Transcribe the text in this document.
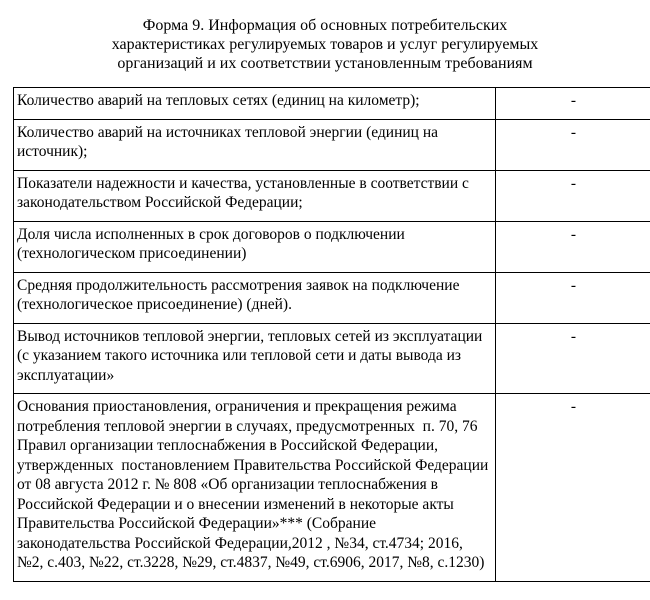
Форма 9. Информация об основных потребительских
характеристиках регулируемых товаров и услуг регулируемых
организаций и их соответствии установленным требованиям
Количество аварий на тепловых сетях (единиц на километр);	-
Количество аварий на источниках тепловой энергии (единиц на источник);	-
Показатели надежности и качества, установленные в соответствии с законодательством Российской Федерации;	-
Доля числа исполненных в срок договоров о подключении (технологическом присоединении)	-
Средняя продолжительность рассмотрения заявок на подключение (технологическое присоединение) (дней).	-
Вывод источников тепловой энергии, тепловых сетей из эксплуатации (с указанием такого источника или тепловой сети и даты вывода из эксплуатации»	-
Основания приостановления, ограничения и прекращения режима потребления тепловой энергии в случаях, предусмотренных  п. 70, 76 Правил организации теплоснабжения в Российской Федерации, утвержденных  постановлением Правительства Российской Федерации от 08 августа 2012 г. № 808 «Об организации теплоснабжения в Российской Федерации и о внесении изменений в некоторые акты Правительства Российской Федерации»*** (Собрание законодательства Российской Федерации,2012 , №34, ст.4734; 2016, №2, с.403, №22, ст.3228, №29, ст.4837, №49, ст.6906, 2017, №8, с.1230)	-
::::
(GIVEN INSTRUCTION):
Exclude the pictures and repeat every other part of the records word for word.

(EXPECTED OUTPUT):
Transcribe the text in this document.
Форма 9. Информация об основных потребительских
характеристиках регулируемых товаров и услуг регулируемых
организаций и их соответствии установленным требованиям
Количество аварий на тепловых сетях (единиц на километр);	-
Количество аварий на источниках тепловой энергии (единиц на источник);	-
Показатели надежности и качества, установленные в соответствии с законодательством Российской Федерации;	-
Доля числа исполненных в срок договоров о подключении (технологическом присоединении)	-
Средняя продолжительность рассмотрения заявок на подключение (технологическое присоединение) (дней).	-
Вывод источников тепловой энергии, тепловых сетей из эксплуатации (с указанием такого источника или тепловой сети и даты вывода из эксплуатации»	-
Основания приостановления, ограничения и прекращения режима потребления тепловой энергии в случаях, предусмотренных  п. 70, 76 Правил организации теплоснабжения в Российской Федерации, утвержденных  постановлением Правительства Российской Федерации от 08 августа 2012 г. № 808 «Об организации теплоснабжения в Российской Федерации и о внесении изменений в некоторые акты Правительства Российской Федерации»*** (Собрание законодательства Российской Федерации,2012 , №34, ст.4734; 2016, №2, с.403, №22, ст.3228, №29, ст.4837, №49, ст.6906, 2017, №8, с.1230)	-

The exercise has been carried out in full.